▶ _Required tasks_
a) From the book review on Partition literature, extract the stretch from "The year 1947" through "empathy, and resistance.", copying it word for word.
b) For the book review on Partition literature, decide whether each statement agrees with it, answering yes or no and quoting the deciding words: (i) P V Laxmiprasad brings together critical essays in the volume. (ii) The Preface invokes a question posed by Bhisham Sahni. (iii) The essay on 'A Village Divided' finds that Reza lost faith in cultural regeneration.
c) Continue the book review on Partition literature from where it stops.

▶ _Text for analysis_

━━━━━━━━

The year 1947 still bleeds in the Indian imagination. Partition — that colossal rupture in the nation’s history — continues to return not as mere political memory, but as a human wound. In ‘Papers on Partition Literature in Translation’, P V Laxmiprasad brings together a compelling ensemble of critical essays that revisit this trauma through regional writings and their translations. The volume serves not merely as an anthology of academic papers, but as a profound reflection on how the translated word becomes a site of remembrance, empathy, and resistance.

In his evocative Preface, Laxmiprasad sets the tone by invoking Urvashi Butalia’s haunting question: “How do we know this event except through fiction, memoirs, and testimonies?” He reminds us that Partition literature in Hindi, Urdu, Punjabi, and Kashmiri is not just about statistics of death, but about fractured identities and displaced emotions. His editorial vision — to study Partition through translation — gives the book both its relevance and urgency, especially in a multilingual country still grappling with communal and cultural divides.

The collection features critical readings of seminal works such as Rahi Masoom Reza’s ‘A Village Divided’, Bhisham Sahni’s ‘Tamas’, Ikramullah’s ‘Regret’, and Intizar Hussain’s ‘Basti’, among others. Each paper unfolds as a meticulous exploration of how writers from different linguistic traditions chronicled shared anguish. For instance, the essay on ‘A Village Divided’ unravels Reza’s deep-rooted faith in cultural regeneration despite the chaos of Partition. The analysis celebrates the coexistence of Hindu–Muslim traditions and the symbolic value of the village as both homeland and heartland.

━━━━━━━━

Stored dataset items:

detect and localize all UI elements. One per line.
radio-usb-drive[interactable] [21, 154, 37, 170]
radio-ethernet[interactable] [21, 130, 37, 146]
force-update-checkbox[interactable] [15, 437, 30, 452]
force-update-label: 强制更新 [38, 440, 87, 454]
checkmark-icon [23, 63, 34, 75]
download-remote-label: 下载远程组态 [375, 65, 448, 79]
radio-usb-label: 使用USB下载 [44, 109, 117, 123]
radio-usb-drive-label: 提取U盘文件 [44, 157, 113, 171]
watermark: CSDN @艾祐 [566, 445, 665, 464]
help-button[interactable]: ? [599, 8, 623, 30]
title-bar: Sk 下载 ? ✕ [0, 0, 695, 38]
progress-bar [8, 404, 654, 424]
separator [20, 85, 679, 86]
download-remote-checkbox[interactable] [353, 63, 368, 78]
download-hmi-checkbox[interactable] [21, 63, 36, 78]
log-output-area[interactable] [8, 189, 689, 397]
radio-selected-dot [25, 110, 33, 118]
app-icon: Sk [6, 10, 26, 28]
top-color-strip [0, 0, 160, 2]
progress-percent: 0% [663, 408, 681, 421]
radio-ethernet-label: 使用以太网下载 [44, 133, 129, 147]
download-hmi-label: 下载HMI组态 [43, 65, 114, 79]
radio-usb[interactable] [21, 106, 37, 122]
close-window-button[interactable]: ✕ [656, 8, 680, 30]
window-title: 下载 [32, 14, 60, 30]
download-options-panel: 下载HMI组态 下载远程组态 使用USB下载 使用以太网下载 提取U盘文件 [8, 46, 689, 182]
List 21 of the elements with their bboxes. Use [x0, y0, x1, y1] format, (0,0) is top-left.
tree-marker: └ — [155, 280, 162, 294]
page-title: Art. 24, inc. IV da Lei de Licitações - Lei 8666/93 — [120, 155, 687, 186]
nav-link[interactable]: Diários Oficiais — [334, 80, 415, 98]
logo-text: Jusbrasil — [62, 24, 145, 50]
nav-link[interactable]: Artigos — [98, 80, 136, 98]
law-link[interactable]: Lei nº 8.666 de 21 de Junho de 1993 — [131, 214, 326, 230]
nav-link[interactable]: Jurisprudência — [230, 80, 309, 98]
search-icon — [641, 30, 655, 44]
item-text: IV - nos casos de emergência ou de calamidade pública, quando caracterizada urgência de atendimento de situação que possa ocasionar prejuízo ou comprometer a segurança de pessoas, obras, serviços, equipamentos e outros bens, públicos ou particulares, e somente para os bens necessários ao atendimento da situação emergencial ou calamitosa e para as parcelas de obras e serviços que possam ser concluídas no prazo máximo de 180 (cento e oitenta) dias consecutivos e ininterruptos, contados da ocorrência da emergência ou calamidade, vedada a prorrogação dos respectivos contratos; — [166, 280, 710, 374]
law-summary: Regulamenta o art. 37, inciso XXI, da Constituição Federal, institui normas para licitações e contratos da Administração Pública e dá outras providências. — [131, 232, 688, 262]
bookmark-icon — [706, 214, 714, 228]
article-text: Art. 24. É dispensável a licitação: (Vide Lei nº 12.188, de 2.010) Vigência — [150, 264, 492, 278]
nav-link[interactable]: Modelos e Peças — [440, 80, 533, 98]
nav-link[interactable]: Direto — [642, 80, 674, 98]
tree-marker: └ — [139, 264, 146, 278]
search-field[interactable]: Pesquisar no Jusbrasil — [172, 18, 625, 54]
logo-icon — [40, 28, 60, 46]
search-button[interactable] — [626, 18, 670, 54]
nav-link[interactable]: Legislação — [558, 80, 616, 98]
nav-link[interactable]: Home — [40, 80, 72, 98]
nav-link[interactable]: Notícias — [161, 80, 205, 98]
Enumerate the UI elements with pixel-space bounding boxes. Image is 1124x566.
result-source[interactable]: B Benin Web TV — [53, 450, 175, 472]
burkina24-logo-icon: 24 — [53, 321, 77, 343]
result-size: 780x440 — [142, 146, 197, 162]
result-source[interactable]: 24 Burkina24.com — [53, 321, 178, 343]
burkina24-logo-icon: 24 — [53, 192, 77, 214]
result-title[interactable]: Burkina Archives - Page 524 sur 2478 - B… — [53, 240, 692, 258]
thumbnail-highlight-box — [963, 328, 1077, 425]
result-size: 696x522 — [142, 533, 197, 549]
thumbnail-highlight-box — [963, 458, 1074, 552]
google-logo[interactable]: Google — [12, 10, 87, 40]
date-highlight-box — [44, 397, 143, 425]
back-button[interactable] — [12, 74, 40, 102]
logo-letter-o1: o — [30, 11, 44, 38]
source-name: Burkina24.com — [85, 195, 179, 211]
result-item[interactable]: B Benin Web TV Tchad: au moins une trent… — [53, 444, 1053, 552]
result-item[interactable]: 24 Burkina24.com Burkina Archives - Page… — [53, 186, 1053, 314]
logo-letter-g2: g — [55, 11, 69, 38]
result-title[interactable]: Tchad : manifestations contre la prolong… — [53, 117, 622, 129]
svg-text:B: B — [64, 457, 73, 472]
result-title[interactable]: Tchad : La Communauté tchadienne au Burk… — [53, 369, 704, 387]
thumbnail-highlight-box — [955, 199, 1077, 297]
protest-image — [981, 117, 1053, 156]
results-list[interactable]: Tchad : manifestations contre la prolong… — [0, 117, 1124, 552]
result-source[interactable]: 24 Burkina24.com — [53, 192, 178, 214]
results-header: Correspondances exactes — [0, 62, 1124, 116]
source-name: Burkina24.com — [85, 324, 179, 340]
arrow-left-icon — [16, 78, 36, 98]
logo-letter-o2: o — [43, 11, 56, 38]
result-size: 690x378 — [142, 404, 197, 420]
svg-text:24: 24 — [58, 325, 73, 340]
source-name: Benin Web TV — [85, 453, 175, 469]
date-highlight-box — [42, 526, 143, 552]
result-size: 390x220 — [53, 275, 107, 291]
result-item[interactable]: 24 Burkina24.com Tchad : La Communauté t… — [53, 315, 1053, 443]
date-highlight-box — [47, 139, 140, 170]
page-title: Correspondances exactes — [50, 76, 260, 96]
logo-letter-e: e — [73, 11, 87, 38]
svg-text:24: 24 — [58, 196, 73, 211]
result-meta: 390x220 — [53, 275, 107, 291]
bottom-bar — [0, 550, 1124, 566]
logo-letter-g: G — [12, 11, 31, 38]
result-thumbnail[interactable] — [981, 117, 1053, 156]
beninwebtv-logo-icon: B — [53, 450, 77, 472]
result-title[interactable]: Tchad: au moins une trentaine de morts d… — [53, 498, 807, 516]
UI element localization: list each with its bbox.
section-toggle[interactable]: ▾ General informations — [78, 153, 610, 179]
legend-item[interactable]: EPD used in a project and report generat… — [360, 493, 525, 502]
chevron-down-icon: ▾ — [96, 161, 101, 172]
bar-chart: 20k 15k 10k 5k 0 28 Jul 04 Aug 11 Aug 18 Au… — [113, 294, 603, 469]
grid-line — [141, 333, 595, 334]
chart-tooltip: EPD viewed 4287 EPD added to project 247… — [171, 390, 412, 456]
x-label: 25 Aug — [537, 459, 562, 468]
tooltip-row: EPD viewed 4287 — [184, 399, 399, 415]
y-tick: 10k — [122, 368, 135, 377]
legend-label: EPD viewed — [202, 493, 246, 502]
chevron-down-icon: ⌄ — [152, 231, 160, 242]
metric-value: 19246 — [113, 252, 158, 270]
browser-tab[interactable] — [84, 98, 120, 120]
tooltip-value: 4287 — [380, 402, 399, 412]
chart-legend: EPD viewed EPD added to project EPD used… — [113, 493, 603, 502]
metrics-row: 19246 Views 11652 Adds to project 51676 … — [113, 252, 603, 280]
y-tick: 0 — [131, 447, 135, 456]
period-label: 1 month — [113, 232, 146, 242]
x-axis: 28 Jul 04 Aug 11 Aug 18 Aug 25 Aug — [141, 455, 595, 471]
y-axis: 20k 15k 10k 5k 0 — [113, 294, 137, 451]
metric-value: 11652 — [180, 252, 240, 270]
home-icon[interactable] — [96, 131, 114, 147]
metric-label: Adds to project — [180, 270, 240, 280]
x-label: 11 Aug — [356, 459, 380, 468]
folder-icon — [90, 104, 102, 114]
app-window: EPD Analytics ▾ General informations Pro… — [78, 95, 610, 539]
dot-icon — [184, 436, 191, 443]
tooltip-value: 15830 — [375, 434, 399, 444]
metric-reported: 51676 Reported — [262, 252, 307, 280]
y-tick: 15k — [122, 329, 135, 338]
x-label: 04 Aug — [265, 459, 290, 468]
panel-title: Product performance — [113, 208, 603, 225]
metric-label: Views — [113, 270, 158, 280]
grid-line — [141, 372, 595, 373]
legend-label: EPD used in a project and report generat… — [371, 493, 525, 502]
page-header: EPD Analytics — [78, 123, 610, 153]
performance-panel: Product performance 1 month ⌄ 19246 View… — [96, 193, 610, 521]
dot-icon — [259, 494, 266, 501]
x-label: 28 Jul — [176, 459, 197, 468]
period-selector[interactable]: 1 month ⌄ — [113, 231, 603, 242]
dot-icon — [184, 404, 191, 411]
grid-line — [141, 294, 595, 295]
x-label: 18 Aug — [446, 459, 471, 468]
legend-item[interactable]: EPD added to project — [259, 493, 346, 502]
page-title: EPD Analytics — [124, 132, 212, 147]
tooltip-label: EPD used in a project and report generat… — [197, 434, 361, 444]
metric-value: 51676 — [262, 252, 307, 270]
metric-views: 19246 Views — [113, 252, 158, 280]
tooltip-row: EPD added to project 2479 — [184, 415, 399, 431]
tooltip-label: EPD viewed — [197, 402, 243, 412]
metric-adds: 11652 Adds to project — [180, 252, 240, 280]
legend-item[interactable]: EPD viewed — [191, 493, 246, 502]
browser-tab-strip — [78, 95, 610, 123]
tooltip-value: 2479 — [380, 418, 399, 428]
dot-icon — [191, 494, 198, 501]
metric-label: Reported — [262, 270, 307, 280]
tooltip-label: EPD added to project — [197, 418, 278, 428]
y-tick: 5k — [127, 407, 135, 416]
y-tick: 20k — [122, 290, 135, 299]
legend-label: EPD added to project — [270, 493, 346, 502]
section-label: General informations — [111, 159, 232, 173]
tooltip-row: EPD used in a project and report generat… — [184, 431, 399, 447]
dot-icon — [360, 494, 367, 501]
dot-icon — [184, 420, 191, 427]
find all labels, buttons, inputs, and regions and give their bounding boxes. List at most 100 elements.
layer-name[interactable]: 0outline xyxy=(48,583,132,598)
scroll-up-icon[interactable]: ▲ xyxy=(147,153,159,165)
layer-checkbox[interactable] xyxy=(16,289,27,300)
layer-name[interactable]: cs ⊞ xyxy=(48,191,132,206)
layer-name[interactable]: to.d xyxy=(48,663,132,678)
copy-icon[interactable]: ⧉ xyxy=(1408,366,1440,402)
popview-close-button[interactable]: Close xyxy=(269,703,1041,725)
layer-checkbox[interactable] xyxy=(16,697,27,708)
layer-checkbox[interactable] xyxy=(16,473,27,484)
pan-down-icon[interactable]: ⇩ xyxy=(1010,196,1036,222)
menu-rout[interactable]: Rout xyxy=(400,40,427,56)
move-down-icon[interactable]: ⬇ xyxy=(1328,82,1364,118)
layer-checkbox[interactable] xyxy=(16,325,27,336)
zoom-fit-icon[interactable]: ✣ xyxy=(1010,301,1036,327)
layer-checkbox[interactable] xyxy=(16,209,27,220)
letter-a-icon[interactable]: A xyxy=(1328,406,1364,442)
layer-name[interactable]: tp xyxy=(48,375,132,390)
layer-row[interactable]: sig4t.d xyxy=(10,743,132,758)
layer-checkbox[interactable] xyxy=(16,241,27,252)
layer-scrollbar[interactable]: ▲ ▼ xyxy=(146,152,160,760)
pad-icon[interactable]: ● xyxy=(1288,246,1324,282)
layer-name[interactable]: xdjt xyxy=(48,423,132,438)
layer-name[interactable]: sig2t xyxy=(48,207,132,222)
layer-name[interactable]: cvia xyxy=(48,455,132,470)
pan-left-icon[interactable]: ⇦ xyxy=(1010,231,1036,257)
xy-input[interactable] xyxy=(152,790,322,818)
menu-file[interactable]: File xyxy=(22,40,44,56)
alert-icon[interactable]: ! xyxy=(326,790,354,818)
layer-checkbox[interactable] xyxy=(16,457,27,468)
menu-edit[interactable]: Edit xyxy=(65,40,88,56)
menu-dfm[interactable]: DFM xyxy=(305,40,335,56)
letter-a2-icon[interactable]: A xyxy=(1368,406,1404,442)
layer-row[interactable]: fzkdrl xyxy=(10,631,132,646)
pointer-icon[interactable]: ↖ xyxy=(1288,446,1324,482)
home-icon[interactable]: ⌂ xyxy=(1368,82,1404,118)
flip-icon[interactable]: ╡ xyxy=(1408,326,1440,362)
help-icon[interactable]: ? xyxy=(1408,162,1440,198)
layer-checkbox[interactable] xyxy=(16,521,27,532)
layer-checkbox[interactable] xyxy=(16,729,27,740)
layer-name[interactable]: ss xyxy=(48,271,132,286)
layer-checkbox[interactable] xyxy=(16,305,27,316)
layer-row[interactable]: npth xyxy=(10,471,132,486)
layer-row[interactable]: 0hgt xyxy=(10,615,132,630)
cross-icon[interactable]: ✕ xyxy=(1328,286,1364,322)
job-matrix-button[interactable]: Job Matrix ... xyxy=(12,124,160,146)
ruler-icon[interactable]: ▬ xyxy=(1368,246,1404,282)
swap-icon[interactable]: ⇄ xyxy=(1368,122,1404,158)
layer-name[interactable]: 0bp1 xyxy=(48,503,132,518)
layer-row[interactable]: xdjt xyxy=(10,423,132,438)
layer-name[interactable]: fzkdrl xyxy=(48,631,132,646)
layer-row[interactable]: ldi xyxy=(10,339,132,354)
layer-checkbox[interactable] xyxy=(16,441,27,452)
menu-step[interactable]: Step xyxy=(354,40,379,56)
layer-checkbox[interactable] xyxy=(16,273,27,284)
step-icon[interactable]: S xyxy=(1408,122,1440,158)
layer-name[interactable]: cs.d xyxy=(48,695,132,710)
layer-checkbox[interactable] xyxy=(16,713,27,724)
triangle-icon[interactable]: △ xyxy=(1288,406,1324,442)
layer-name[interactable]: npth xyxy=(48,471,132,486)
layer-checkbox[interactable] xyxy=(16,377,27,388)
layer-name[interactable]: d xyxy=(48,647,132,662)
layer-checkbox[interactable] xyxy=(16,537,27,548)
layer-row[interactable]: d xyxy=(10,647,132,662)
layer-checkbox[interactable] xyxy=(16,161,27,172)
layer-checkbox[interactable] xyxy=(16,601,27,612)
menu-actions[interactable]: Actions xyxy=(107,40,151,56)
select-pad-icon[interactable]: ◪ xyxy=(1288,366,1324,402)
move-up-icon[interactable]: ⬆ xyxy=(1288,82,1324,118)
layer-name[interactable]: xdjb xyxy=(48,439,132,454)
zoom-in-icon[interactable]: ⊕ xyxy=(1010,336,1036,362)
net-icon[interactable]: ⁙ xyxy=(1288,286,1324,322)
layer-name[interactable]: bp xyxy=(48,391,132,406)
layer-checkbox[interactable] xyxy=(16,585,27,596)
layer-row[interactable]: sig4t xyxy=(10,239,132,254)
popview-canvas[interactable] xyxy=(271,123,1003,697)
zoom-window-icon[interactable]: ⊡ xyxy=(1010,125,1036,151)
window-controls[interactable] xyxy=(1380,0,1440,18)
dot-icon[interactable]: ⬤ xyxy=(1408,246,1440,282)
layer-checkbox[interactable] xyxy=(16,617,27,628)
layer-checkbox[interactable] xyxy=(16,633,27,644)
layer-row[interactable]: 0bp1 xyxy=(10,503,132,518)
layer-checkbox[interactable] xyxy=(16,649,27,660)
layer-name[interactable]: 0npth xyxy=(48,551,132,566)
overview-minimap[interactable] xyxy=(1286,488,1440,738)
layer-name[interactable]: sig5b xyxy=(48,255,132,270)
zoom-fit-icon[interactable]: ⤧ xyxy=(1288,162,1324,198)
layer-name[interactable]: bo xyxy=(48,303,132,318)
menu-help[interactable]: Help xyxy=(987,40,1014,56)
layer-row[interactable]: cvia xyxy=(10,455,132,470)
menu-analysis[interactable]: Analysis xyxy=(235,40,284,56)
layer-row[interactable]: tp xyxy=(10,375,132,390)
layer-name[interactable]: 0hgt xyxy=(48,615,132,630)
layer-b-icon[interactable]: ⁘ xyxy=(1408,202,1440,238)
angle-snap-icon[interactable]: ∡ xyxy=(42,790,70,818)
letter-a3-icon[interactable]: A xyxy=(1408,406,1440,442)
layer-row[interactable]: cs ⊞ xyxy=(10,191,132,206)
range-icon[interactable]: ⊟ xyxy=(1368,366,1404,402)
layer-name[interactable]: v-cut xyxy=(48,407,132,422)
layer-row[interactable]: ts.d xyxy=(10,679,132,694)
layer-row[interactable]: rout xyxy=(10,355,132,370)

━━━━━━━━

▶ _Task results_
a)
The year 1947 still bleeds in the Indian imagination. Partition — that colossal rupture in the nation’s history — continues to return not as mere political memory, but as a human wound. In ‘Papers on Partition Literature in Translation’, P V Laxmiprasad brings together a compelling ensemble of critical essays that revisit this trauma through regional writings and their translations. The volume serves not merely as an anthology of academic papers, but as a profound reflection on how the translated word becomes a site of remembrance, empathy, and resistance.

b)
(i) Yes: "P V Laxmiprasad brings together a compelling ensemble of critical essays"
(ii) No: "invoking Urvashi Butalia’s haunting question"
(iii) No: "unravels Reza’s deep-rooted faith in cultural regeneration despite the chaos of Partition"

c)
The paper on ‘Tamas’ examines Bhisham Sahni’s prophetic portrayal of religious manipulation by colonial forces. The study highlights how translation widens the novel’s impact, making the “darkness” of human cruelty a universally accessible narrative. Similarly, the discussions of Ikramullah’s ‘Regret’ and ‘Out of Sight’ draw attention to often-overlooked Urdu perspectives from across the border, where memories of migration merge with existential guilt and humanism.

What distinguishes this anthology is its consistent emphasis on translation as “re-memory” — a process that not only bridges languages but also heals historical amnesia. By presenting Partition texts across linguistic borders, the book becomes a cultural palimpsest — layered, polyphonic, and profoundlyhuman.

The contributors write with academic rigour yet with empathy, merging scholarship with sentiment. Their essays extend beyond textual analysis into meditations on belonging, exile, gendered suffering, and moral disintegration. The discussions on women’s trauma, for instance, reclaim the silenced voices of abducted and violated women — a reminder that Partition was as much a tragedy of the body as of the nation.

Laxmiprasad’s editorial sensibility ensures thematic coherence across the essays. His closing reflection ties the volume to the larger canvas of India’s Azadi ka Amrit Mahotsav, reminding readers that independence and Partition areinseparable twins of history — one celebrated, the other mourned.